Task prompt → Work through the material below and count the lines holding the word "tables"; give that count and nothing more.

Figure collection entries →
::::::::
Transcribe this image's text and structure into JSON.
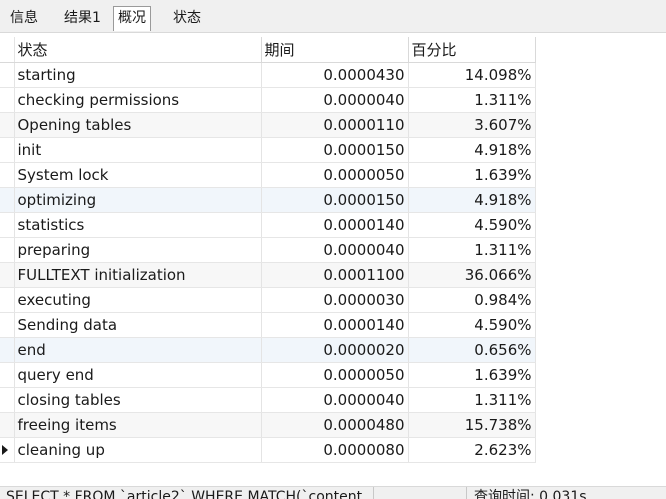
{
  "tabs": [
    {
      "label": "信息",
      "active": false
    },
    {
      "label": "结果1",
      "active": false
    },
    {
      "label": "概况",
      "active": true
    },
    {
      "label": "状态",
      "active": false
    }
  ],
  "table": {
    "columns": [
      "状态",
      "期间",
      "百分比"
    ],
    "rows": [
      {
        "status": "starting",
        "duration": "0.0000430",
        "percent": "14.098%"
      },
      {
        "status": "checking permissions",
        "duration": "0.0000040",
        "percent": "1.311%"
      },
      {
        "status": "Opening tables",
        "duration": "0.0000110",
        "percent": "3.607%"
      },
      {
        "status": "init",
        "duration": "0.0000150",
        "percent": "4.918%"
      },
      {
        "status": "System lock",
        "duration": "0.0000050",
        "percent": "1.639%"
      },
      {
        "status": "optimizing",
        "duration": "0.0000150",
        "percent": "4.918%"
      },
      {
        "status": "statistics",
        "duration": "0.0000140",
        "percent": "4.590%"
      },
      {
        "status": "preparing",
        "duration": "0.0000040",
        "percent": "1.311%"
      },
      {
        "status": "FULLTEXT initialization",
        "duration": "0.0001100",
        "percent": "36.066%"
      },
      {
        "status": "executing",
        "duration": "0.0000030",
        "percent": "0.984%"
      },
      {
        "status": "Sending data",
        "duration": "0.0000140",
        "percent": "4.590%"
      },
      {
        "status": "end",
        "duration": "0.0000020",
        "percent": "0.656%"
      },
      {
        "status": "query end",
        "duration": "0.0000050",
        "percent": "1.639%"
      },
      {
        "status": "closing tables",
        "duration": "0.0000040",
        "percent": "1.311%"
      },
      {
        "status": "freeing items",
        "duration": "0.0000480",
        "percent": "15.738%"
      },
      {
        "status": "cleaning up",
        "duration": "0.0000080",
        "percent": "2.623%"
      }
    ],
    "current_row": 15
  },
  "statusbar": {
    "query": "SELECT * FROM `article2` WHERE MATCH(`content",
    "query_time": "查询时间: 0.031s"
  }
}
::::::::
The response → 2